= Task brief =
Write each record again exactly as it stands.

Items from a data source

>> begin

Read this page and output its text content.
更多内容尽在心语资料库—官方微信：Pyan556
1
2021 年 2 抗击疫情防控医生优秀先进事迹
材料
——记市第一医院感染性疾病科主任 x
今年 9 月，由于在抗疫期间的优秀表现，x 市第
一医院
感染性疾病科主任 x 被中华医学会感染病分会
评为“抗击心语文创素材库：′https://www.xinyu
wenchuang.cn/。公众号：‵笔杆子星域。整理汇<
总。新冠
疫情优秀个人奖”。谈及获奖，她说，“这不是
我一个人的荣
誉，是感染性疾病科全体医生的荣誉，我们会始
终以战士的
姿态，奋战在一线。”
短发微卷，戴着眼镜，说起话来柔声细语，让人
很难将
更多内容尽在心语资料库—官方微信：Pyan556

>> end

= Expected answer =
Read this page and output its text content.
更多内容尽在心语资料库—官方微信：Pyan556
1
2021 年 2 抗击疫情防控医生优秀先进事迹
材料
——记市第一医院感染性疾病科主任 x
今年 9 月，由于在抗疫期间的优秀表现，x 市第
一医院
感染性疾病科主任 x 被中华医学会感染病分会
评为“抗击心语文创素材库：′https://www.xinyu
wenchuang.cn/。公众号：‵笔杆子星域。整理汇<
总。新冠
疫情优秀个人奖”。谈及获奖，她说，“这不是
我一个人的荣
誉，是感染性疾病科全体医生的荣誉，我们会始
终以战士的
姿态，奋战在一线。”
短发微卷，戴着眼镜，说起话来柔声细语，让人
很难将
更多内容尽在心语资料库—官方微信：Pyan556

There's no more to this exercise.